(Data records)
□ □ □ □
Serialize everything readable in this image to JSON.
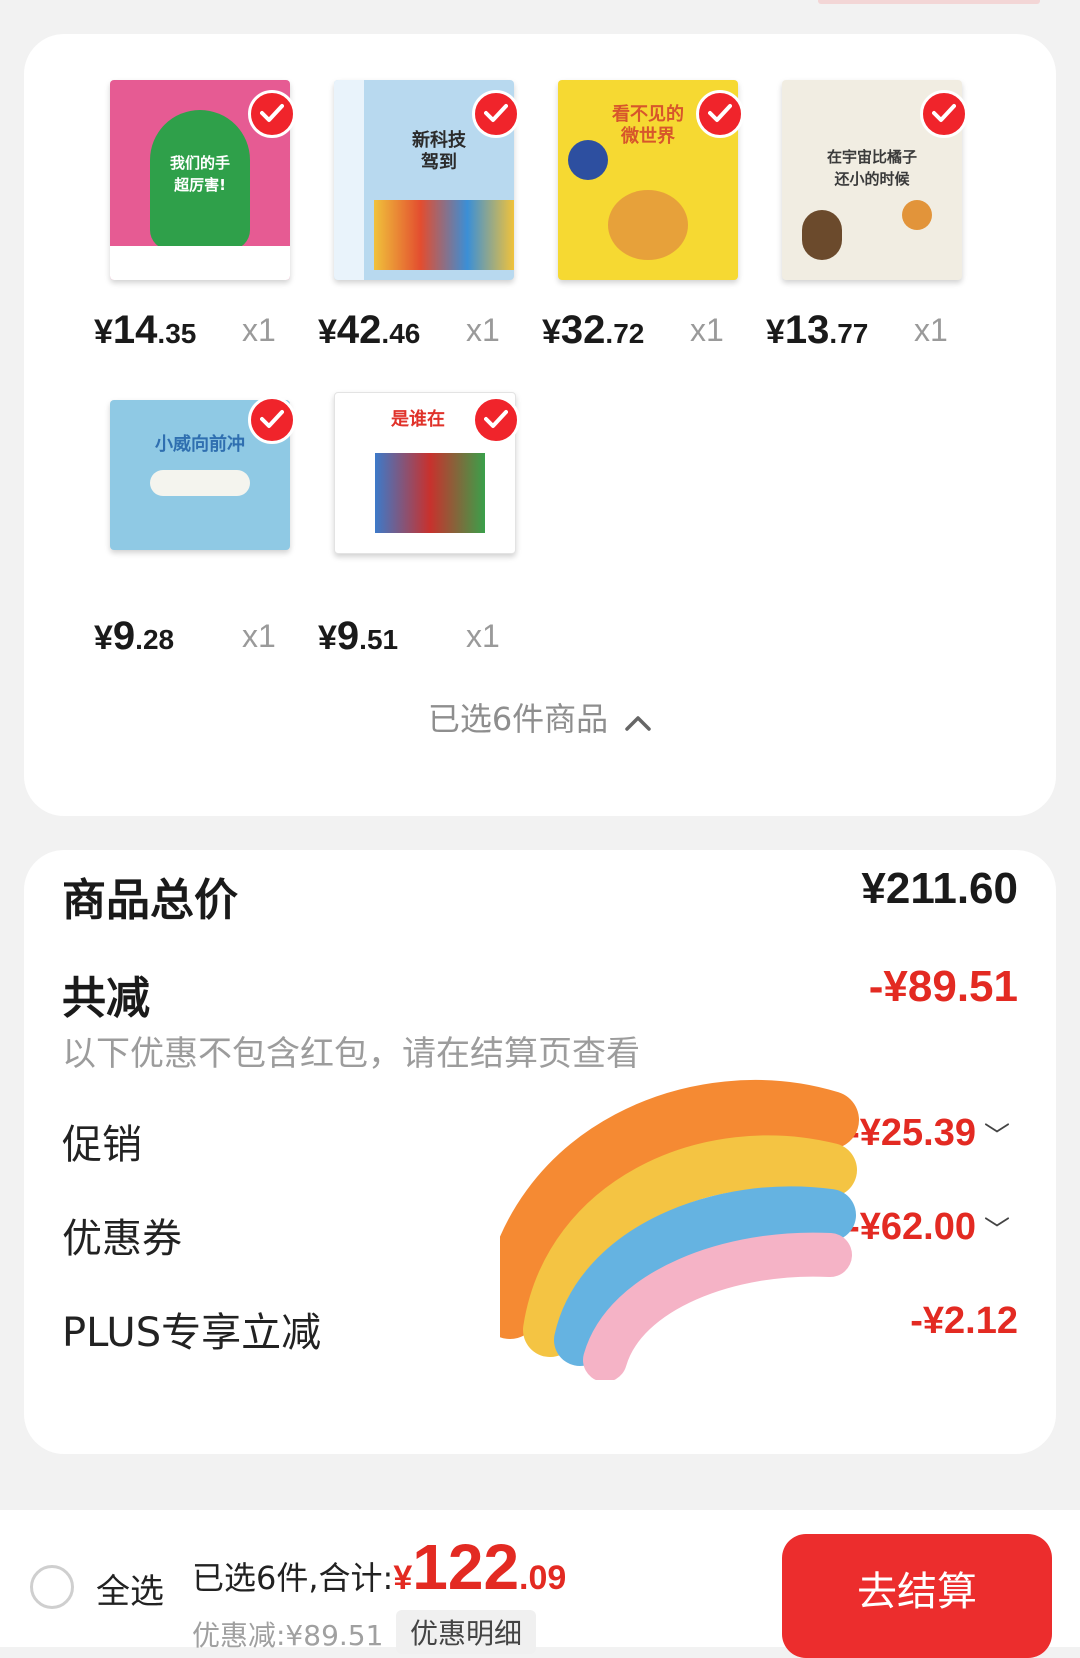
{
  "products_card": {
    "items": [
      {
        "cover_title": "我们的手\n超厉害!",
        "price_currency": "¥",
        "price_int": "14",
        "price_dec": ".35",
        "qty": "x1",
        "color_bg": "#e65b93",
        "color_fg": "#2fa04a"
      },
      {
        "cover_title": "新科技\n驾到",
        "price_currency": "¥",
        "price_int": "42",
        "price_dec": ".46",
        "qty": "x1",
        "color_bg": "#b8d9ef",
        "color_fg": "#2b2b2b"
      },
      {
        "cover_title": "看不见的\n微世界",
        "price_currency": "¥",
        "price_int": "32",
        "price_dec": ".72",
        "qty": "x1",
        "color_bg": "#f6d932",
        "color_fg": "#d7562b"
      },
      {
        "cover_title": "在宇宙比橘子\n还小的时候",
        "price_currency": "¥",
        "price_int": "13",
        "price_dec": ".77",
        "qty": "x1",
        "color_bg": "#f1ede2",
        "color_fg": "#3a3a3a"
      },
      {
        "cover_title": "小威向前冲",
        "price_currency": "¥",
        "price_int": "9",
        "price_dec": ".28",
        "qty": "x1",
        "color_bg": "#8fc9e4",
        "color_fg": "#2f6fb0"
      },
      {
        "cover_title": "是谁在",
        "price_currency": "¥",
        "price_int": "9",
        "price_dec": ".51",
        "qty": "x1",
        "color_bg": "#ffffff",
        "color_fg": "#e0322a"
      }
    ],
    "selected_toggle_label": "已选6件商品"
  },
  "summary": {
    "total_label": "商品总价",
    "total_value": "¥211.60",
    "reduce_label": "共减",
    "reduce_value": "-¥89.51",
    "hint": "以下优惠不包含红包，请在结算页查看",
    "promo_label": "促销",
    "promo_value": "-¥25.39",
    "coupon_label": "优惠券",
    "coupon_value": "-¥62.00",
    "plus_label": "PLUS专享立减",
    "plus_value": "-¥2.12"
  },
  "bottom_bar": {
    "select_all": "全选",
    "selected_total_label": "已选6件,合计:",
    "total_currency": "¥",
    "total_int": "122",
    "total_dec": ".09",
    "discount_line": "优惠减:¥89.51",
    "detail_button": "优惠明细",
    "checkout_button": "去结算"
  },
  "colors": {
    "accent_red": "#e32a22",
    "checkout_red": "#ec2d2d",
    "check_red": "#f0242b"
  },
  "icons": [
    "check-icon",
    "chevron-up-icon",
    "chevron-down-icon",
    "radio-unchecked-icon",
    "rainbow-sticker"
  ]
}
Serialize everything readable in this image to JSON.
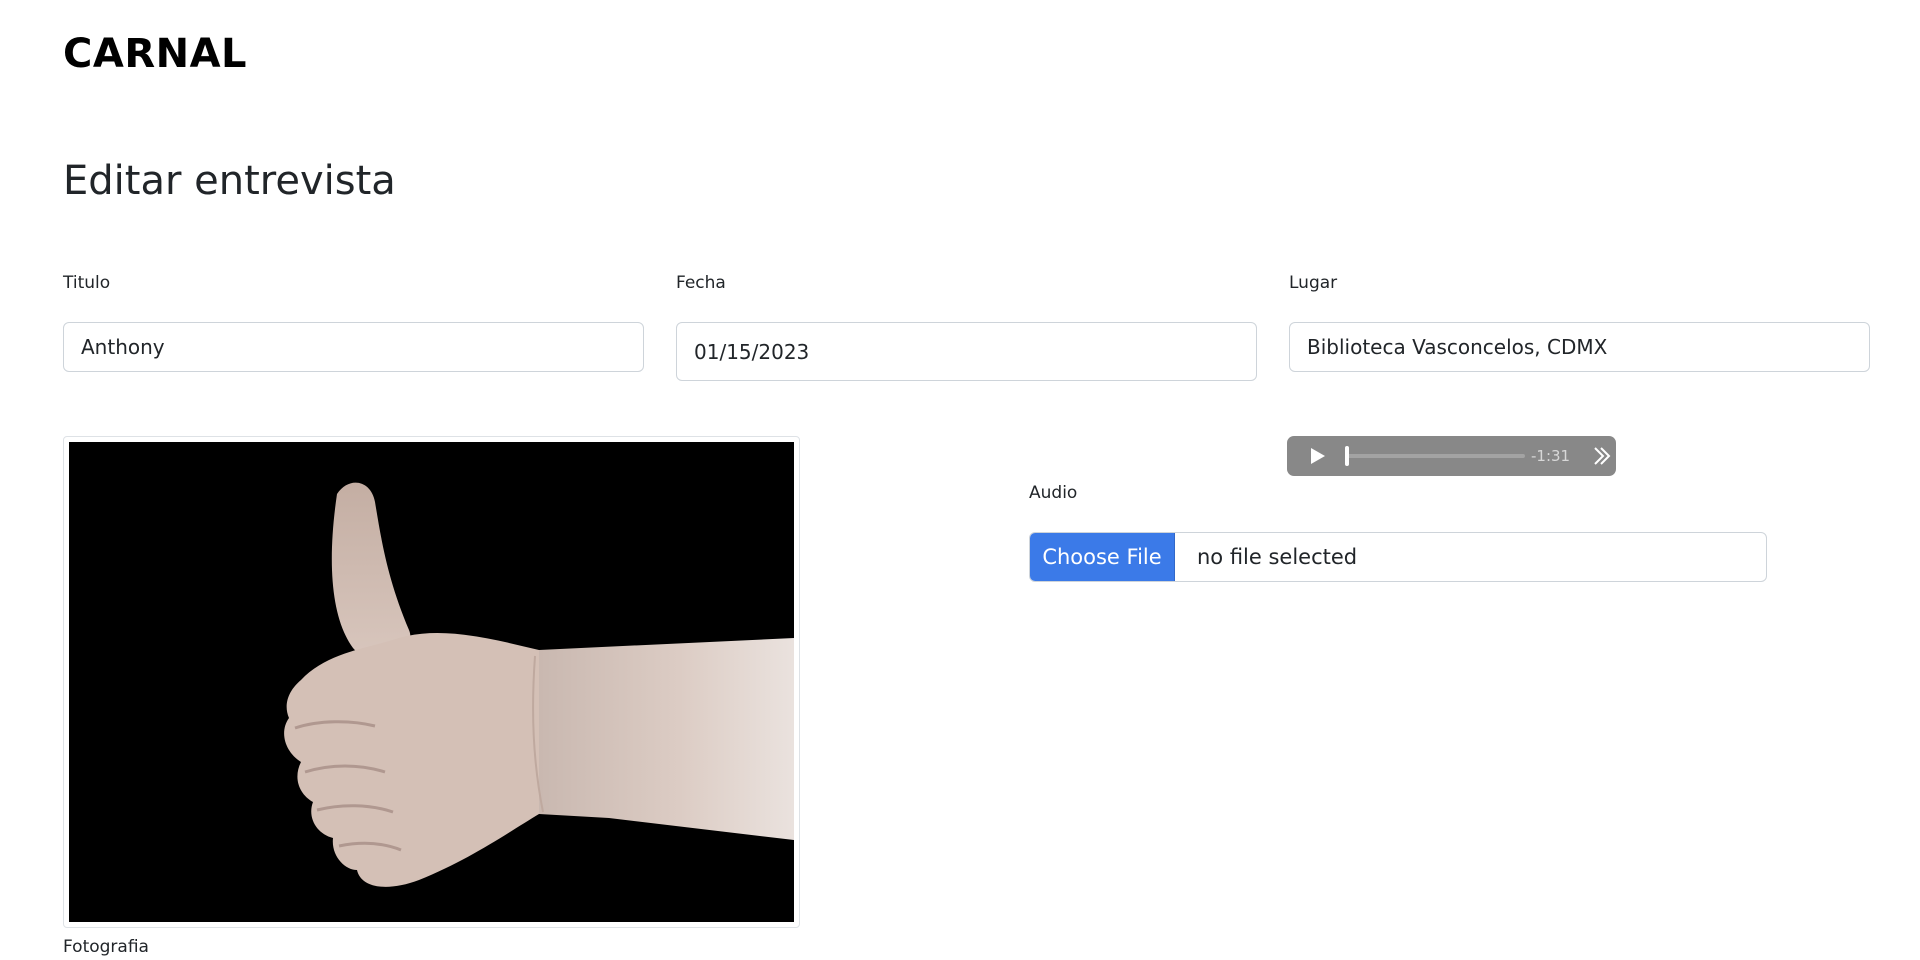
{
  "brand": {
    "logo_text": "CARNAL"
  },
  "page": {
    "title": "Editar entrevista"
  },
  "form": {
    "titulo": {
      "label": "Titulo",
      "value": "Anthony"
    },
    "fecha": {
      "label": "Fecha",
      "value": "01/15/2023"
    },
    "lugar": {
      "label": "Lugar",
      "value": "Biblioteca Vasconcelos, CDMX"
    },
    "fotografia": {
      "label": "Fotografia",
      "image_subject": "thumbs-up-hand-photo"
    },
    "audio": {
      "label": "Audio",
      "player": {
        "time_remaining": "-1:31",
        "progress_fraction": 0,
        "play_icon": "play-icon",
        "skip_icon": "fast-forward-icon"
      },
      "file_input": {
        "button_label": "Choose File",
        "status_text": "no file selected"
      }
    }
  },
  "colors": {
    "choose_file_button": "#3b7ae8",
    "audio_player_bg": "#888888",
    "input_border": "#ced4da"
  }
}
□ □ □ □
Aim >> Will you set down the records word for word while leaving out every picture?

Exercise output >>
Serialize everything readable in this image to JSON.
{
  "products_card": {
    "items": [
      {
        "cover_title": "我们的手\n超厉害!",
        "price_currency": "¥",
        "price_int": "14",
        "price_dec": ".35",
        "qty": "x1",
        "color_bg": "#e65b93",
        "color_fg": "#2fa04a"
      },
      {
        "cover_title": "新科技\n驾到",
        "price_currency": "¥",
        "price_int": "42",
        "price_dec": ".46",
        "qty": "x1",
        "color_bg": "#b8d9ef",
        "color_fg": "#2b2b2b"
      },
      {
        "cover_title": "看不见的\n微世界",
        "price_currency": "¥",
        "price_int": "32",
        "price_dec": ".72",
        "qty": "x1",
        "color_bg": "#f6d932",
        "color_fg": "#d7562b"
      },
      {
        "cover_title": "在宇宙比橘子\n还小的时候",
        "price_currency": "¥",
        "price_int": "13",
        "price_dec": ".77",
        "qty": "x1",
        "color_bg": "#f1ede2",
        "color_fg": "#3a3a3a"
      },
      {
        "cover_title": "小威向前冲",
        "price_currency": "¥",
        "price_int": "9",
        "price_dec": ".28",
        "qty": "x1",
        "color_bg": "#8fc9e4",
        "color_fg": "#2f6fb0"
      },
      {
        "cover_title": "是谁在",
        "price_currency": "¥",
        "price_int": "9",
        "price_dec": ".51",
        "qty": "x1",
        "color_bg": "#ffffff",
        "color_fg": "#e0322a"
      }
    ],
    "selected_toggle_label": "已选6件商品"
  },
  "summary": {
    "total_label": "商品总价",
    "total_value": "¥211.60",
    "reduce_label": "共减",
    "reduce_value": "-¥89.51",
    "hint": "以下优惠不包含红包，请在结算页查看",
    "promo_label": "促销",
    "promo_value": "-¥25.39",
    "coupon_label": "优惠券",
    "coupon_value": "-¥62.00",
    "plus_label": "PLUS专享立减",
    "plus_value": "-¥2.12"
  },
  "bottom_bar": {
    "select_all": "全选",
    "selected_total_label": "已选6件,合计:",
    "total_currency": "¥",
    "total_int": "122",
    "total_dec": ".09",
    "discount_line": "优惠减:¥89.51",
    "detail_button": "优惠明细",
    "checkout_button": "去结算"
  },
  "colors": {
    "accent_red": "#e32a22",
    "checkout_red": "#ec2d2d",
    "check_red": "#f0242b"
  },
  "icons": [
    "check-icon",
    "chevron-up-icon",
    "chevron-down-icon",
    "radio-unchecked-icon",
    "rainbow-sticker"
  ]
}
Serialize everything readable in this image to JSON.
{
  "brand": {
    "logo_text": "CARNAL"
  },
  "page": {
    "title": "Editar entrevista"
  },
  "form": {
    "titulo": {
      "label": "Titulo",
      "value": "Anthony"
    },
    "fecha": {
      "label": "Fecha",
      "value": "01/15/2023"
    },
    "lugar": {
      "label": "Lugar",
      "value": "Biblioteca Vasconcelos, CDMX"
    },
    "fotografia": {
      "label": "Fotografia",
      "image_subject": "thumbs-up-hand-photo"
    },
    "audio": {
      "label": "Audio",
      "player": {
        "time_remaining": "-1:31",
        "progress_fraction": 0,
        "play_icon": "play-icon",
        "skip_icon": "fast-forward-icon"
      },
      "file_input": {
        "button_label": "Choose File",
        "status_text": "no file selected"
      }
    }
  },
  "colors": {
    "choose_file_button": "#3b7ae8",
    "audio_player_bg": "#888888",
    "input_border": "#ced4da"
  }
}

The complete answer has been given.